Description of the task: Check every line of the material below for the string "Africa", and return the ones that have it.

Extracted records:
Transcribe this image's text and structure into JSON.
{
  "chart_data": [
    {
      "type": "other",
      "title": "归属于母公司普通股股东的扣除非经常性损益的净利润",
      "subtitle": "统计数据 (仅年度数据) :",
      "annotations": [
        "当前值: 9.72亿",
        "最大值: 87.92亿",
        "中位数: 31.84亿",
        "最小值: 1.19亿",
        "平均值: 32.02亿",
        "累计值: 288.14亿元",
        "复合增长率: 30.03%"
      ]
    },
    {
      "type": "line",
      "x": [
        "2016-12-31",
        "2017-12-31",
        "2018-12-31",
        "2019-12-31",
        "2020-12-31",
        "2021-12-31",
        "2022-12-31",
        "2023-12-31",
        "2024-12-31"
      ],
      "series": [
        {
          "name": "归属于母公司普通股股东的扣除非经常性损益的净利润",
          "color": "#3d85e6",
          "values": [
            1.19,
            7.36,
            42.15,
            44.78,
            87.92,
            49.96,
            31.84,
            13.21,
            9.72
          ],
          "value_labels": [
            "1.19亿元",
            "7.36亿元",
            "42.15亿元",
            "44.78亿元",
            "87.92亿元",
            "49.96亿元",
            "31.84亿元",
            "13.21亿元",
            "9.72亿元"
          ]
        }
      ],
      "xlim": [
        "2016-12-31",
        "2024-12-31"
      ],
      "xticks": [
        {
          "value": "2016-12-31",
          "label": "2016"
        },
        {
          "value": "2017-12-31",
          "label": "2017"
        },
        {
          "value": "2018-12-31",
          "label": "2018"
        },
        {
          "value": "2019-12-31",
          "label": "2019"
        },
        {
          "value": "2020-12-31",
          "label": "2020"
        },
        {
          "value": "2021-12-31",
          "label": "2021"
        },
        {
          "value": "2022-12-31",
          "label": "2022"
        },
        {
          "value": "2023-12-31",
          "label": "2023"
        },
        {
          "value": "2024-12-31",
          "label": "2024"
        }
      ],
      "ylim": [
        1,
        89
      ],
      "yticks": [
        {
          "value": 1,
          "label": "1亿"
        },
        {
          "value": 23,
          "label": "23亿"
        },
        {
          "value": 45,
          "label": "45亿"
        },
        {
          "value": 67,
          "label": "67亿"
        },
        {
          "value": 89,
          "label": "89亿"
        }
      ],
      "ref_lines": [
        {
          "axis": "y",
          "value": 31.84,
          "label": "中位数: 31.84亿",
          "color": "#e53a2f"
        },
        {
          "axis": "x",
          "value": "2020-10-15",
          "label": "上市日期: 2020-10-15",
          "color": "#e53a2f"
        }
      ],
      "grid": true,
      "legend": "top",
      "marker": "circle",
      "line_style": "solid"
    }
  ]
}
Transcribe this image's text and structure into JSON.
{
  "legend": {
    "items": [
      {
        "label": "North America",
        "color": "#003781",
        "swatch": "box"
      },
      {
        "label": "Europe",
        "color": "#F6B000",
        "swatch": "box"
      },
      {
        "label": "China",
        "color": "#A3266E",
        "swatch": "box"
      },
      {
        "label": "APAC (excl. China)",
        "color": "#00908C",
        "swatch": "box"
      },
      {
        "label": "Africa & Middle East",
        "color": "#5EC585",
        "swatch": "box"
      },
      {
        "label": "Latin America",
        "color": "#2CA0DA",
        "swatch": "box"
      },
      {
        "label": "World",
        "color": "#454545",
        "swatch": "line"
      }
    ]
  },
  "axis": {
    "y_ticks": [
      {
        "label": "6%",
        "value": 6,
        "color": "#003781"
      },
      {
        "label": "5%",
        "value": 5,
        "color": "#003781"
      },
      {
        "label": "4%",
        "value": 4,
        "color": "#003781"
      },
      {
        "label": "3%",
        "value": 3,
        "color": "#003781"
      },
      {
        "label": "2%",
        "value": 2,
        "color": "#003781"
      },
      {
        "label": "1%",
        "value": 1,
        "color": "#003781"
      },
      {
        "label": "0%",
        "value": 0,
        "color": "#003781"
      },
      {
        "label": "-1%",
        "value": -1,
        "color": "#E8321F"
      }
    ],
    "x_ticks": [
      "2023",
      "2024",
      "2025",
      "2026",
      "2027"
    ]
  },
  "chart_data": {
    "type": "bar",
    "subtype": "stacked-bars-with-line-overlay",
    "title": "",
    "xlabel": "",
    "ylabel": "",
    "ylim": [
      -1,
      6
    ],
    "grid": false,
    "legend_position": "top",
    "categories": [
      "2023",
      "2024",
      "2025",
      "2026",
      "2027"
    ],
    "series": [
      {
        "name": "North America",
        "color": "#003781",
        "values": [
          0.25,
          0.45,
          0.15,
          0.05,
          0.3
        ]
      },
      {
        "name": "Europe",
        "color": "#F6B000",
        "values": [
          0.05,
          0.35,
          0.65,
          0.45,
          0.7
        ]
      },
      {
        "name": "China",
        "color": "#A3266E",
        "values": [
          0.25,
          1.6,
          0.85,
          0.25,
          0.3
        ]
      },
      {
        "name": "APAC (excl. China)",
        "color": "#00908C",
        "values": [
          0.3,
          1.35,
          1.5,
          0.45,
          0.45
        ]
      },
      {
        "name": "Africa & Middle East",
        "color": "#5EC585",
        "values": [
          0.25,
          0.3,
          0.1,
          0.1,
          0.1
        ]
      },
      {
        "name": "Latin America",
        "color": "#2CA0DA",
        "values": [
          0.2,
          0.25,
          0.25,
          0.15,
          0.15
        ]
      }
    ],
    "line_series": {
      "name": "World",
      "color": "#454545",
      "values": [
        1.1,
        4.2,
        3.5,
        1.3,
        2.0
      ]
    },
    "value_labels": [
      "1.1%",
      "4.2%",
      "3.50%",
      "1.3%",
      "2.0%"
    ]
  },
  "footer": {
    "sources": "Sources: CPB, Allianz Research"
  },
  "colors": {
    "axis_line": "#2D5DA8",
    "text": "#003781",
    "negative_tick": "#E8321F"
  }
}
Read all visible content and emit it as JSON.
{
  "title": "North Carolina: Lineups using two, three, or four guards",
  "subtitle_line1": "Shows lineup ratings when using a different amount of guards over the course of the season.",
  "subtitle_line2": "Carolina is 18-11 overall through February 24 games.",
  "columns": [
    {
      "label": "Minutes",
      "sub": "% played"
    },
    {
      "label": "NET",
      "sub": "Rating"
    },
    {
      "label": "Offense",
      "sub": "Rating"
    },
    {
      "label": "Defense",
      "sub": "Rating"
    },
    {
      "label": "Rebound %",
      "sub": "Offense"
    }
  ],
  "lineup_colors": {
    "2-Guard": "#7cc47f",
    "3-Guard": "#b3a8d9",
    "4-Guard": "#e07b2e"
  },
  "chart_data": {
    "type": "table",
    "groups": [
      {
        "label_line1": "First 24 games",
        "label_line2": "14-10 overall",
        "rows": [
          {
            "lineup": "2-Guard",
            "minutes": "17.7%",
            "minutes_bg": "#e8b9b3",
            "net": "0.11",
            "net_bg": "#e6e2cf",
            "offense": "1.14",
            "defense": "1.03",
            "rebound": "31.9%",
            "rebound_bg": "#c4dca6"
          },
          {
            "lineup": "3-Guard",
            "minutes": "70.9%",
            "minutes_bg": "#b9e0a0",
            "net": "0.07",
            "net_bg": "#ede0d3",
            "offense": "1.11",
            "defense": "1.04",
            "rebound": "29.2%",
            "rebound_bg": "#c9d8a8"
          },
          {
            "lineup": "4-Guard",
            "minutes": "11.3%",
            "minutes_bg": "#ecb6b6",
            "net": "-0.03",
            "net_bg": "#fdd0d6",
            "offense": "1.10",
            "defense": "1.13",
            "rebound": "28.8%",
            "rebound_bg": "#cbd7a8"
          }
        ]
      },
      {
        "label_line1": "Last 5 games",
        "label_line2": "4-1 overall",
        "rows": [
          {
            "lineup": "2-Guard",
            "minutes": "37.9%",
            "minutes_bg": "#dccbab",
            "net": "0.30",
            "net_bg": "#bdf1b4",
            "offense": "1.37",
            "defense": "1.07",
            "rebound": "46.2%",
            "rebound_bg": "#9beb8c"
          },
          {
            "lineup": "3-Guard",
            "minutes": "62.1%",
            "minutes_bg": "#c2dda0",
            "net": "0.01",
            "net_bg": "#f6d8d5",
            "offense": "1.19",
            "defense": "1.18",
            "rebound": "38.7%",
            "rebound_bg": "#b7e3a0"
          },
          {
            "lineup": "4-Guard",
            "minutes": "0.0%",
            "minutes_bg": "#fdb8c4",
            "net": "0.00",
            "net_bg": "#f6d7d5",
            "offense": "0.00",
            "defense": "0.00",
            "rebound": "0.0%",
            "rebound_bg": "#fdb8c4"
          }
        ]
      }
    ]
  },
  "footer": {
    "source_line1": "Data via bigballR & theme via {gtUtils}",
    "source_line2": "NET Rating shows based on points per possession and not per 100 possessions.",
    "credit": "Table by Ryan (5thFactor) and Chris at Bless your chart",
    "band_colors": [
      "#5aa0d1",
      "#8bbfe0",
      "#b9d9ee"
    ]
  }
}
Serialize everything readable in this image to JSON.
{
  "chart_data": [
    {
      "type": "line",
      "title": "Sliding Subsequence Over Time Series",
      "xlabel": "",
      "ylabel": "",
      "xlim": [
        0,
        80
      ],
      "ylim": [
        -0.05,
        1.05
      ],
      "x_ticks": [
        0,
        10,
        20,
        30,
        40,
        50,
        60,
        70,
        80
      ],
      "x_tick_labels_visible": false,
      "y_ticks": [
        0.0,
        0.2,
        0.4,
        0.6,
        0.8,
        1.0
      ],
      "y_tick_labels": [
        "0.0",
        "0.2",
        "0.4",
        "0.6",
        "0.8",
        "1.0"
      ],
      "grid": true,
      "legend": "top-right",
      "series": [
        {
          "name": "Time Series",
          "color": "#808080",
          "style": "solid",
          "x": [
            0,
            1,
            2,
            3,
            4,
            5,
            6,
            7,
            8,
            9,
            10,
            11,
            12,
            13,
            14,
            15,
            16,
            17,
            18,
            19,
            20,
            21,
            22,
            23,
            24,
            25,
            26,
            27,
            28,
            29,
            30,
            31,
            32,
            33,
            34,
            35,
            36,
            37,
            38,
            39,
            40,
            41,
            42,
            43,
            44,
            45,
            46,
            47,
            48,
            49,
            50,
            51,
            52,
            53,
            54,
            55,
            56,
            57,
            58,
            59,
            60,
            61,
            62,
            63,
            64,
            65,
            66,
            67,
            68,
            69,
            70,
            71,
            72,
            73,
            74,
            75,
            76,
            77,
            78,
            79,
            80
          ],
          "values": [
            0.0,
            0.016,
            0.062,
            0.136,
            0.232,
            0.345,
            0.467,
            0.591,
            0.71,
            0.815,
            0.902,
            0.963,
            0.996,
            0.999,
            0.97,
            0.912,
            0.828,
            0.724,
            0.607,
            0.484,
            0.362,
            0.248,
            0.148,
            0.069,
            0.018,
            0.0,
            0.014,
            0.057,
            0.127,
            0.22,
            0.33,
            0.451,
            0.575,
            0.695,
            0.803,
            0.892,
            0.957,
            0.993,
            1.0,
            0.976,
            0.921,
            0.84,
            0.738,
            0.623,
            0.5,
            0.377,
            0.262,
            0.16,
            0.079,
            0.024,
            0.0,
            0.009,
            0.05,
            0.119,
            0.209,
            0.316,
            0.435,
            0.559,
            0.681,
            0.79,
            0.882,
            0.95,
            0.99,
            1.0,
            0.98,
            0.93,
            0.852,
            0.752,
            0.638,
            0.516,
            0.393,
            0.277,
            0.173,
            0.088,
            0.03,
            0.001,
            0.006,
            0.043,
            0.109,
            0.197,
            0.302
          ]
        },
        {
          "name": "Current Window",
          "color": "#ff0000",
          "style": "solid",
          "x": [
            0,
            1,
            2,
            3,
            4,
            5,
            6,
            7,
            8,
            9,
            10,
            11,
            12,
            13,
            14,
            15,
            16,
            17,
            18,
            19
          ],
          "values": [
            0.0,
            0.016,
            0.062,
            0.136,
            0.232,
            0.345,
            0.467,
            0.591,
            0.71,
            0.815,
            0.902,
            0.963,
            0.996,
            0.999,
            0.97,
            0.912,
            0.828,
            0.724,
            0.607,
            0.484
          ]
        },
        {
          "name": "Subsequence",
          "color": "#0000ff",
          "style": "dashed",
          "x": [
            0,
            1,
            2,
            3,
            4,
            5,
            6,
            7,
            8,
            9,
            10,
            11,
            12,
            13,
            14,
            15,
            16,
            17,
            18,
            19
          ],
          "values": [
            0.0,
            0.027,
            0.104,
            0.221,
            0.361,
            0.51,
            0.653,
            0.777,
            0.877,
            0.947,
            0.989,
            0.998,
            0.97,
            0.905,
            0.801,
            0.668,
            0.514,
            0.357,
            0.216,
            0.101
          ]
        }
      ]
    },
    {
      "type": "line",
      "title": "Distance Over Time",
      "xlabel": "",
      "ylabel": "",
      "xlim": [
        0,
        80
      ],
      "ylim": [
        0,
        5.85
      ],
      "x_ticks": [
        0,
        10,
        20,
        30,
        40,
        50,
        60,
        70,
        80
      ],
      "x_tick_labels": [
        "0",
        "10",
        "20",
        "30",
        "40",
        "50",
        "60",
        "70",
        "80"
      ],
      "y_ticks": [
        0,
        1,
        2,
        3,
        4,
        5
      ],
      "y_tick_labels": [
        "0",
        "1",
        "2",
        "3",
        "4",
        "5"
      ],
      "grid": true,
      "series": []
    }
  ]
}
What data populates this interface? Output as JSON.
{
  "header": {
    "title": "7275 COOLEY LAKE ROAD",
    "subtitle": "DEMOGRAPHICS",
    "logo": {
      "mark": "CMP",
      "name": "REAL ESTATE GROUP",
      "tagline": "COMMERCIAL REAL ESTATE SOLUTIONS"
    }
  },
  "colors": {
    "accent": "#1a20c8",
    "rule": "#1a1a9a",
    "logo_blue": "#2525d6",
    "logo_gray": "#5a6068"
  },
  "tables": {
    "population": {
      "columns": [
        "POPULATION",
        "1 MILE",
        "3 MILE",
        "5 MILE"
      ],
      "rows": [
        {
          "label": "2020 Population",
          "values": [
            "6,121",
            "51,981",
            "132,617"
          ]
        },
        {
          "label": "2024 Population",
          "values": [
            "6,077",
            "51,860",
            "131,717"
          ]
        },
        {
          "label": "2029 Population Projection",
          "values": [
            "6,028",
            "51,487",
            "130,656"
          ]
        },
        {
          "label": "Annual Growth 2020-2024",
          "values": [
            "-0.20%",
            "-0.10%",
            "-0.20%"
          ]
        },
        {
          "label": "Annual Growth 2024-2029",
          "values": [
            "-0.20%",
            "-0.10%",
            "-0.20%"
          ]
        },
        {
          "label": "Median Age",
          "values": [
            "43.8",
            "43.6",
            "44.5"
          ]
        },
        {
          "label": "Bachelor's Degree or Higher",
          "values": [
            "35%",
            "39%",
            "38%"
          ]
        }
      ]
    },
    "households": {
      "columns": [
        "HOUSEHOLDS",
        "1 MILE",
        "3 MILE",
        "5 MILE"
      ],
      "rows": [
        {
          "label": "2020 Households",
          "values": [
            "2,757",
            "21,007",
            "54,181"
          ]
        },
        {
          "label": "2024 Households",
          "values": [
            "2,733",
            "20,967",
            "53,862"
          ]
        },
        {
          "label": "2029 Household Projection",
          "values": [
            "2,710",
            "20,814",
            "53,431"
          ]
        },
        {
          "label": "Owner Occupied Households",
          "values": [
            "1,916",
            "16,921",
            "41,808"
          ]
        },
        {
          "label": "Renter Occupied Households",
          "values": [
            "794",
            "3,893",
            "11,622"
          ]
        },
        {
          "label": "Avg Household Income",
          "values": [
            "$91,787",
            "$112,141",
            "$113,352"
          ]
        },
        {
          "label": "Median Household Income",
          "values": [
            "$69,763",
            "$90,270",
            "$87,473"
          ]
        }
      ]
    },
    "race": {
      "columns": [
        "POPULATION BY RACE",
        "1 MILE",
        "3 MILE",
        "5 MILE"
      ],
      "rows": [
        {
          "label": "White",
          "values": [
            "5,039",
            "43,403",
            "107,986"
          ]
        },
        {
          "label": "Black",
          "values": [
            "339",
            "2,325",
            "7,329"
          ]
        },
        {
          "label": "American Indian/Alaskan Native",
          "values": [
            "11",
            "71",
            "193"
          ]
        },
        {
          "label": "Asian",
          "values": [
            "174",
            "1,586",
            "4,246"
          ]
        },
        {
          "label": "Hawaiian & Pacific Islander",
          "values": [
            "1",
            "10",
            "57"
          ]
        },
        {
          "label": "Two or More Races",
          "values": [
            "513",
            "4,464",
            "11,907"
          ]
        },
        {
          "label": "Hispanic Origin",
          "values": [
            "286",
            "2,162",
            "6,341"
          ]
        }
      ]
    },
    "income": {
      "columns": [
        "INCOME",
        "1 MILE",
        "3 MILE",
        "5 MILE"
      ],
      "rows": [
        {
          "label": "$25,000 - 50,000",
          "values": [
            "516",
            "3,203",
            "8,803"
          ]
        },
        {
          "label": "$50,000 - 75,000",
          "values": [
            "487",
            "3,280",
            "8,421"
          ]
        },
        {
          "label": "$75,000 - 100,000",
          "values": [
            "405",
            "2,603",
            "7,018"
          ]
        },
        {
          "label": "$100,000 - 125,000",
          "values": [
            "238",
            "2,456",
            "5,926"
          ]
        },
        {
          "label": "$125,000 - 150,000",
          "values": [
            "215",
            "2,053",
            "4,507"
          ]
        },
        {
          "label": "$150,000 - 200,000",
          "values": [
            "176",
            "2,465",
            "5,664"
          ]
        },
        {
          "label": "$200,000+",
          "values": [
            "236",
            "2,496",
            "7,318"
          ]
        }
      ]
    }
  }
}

Exercise response:
        "label": "Africa & Middle East",
        "name": "Africa & Middle East",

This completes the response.